Data extracted from a collection

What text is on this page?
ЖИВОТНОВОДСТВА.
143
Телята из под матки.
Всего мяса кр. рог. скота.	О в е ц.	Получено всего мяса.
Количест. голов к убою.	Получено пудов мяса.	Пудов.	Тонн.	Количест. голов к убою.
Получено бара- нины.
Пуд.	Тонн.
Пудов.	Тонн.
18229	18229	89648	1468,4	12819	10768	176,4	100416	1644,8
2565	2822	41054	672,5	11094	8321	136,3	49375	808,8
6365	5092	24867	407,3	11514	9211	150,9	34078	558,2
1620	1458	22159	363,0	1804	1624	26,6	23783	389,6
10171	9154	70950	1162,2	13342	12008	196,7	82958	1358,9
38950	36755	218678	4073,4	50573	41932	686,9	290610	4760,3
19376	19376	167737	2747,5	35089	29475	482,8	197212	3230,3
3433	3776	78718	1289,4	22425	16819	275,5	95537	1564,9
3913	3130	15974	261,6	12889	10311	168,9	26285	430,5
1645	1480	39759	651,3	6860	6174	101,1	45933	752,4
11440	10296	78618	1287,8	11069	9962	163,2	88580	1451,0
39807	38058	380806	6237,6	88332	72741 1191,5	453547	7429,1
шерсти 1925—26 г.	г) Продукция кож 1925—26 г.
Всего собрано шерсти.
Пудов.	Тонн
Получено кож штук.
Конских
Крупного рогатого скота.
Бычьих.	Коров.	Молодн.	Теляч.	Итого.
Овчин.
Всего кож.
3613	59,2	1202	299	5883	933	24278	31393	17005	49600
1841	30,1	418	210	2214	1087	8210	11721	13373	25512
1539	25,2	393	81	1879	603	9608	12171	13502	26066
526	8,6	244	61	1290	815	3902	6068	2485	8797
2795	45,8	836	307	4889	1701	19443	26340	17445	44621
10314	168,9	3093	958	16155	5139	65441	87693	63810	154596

■ YOUR INSTRUCTIONS ■
Copy every line exactly. Leave nothing out.

■ TASK ANSWER ■
What text is on this page?
ЖИВОТНОВОДСТВА.
143
Телята из под матки.
Всего мяса кр. рог. скота.	О в е ц.	Получено всего мяса.
Количест. голов к убою.	Получено пудов мяса.	Пудов.	Тонн.	Количест. голов к убою.
Получено бара- нины.
Пуд.	Тонн.
Пудов.	Тонн.
18229	18229	89648	1468,4	12819	10768	176,4	100416	1644,8
2565	2822	41054	672,5	11094	8321	136,3	49375	808,8
6365	5092	24867	407,3	11514	9211	150,9	34078	558,2
1620	1458	22159	363,0	1804	1624	26,6	23783	389,6
10171	9154	70950	1162,2	13342	12008	196,7	82958	1358,9
38950	36755	218678	4073,4	50573	41932	686,9	290610	4760,3
19376	19376	167737	2747,5	35089	29475	482,8	197212	3230,3
3433	3776	78718	1289,4	22425	16819	275,5	95537	1564,9
3913	3130	15974	261,6	12889	10311	168,9	26285	430,5
1645	1480	39759	651,3	6860	6174	101,1	45933	752,4
11440	10296	78618	1287,8	11069	9962	163,2	88580	1451,0
39807	38058	380806	6237,6	88332	72741 1191,5	453547	7429,1
шерсти 1925—26 г.	г) Продукция кож 1925—26 г.
Всего собрано шерсти.
Пудов.	Тонн
Получено кож штук.
Конских
Крупного рогатого скота.
Бычьих.	Коров.	Молодн.	Теляч.	Итого.
Овчин.
Всего кож.
3613	59,2	1202	299	5883	933	24278	31393	17005	49600
1841	30,1	418	210	2214	1087	8210	11721	13373	25512
1539	25,2	393	81	1879	603	9608	12171	13502	26066
526	8,6	244	61	1290	815	3902	6068	2485	8797
2795	45,8	836	307	4889	1701	19443	26340	17445	44621
10314	168,9	3093	958	16155	5139	65441	87693	63810	154596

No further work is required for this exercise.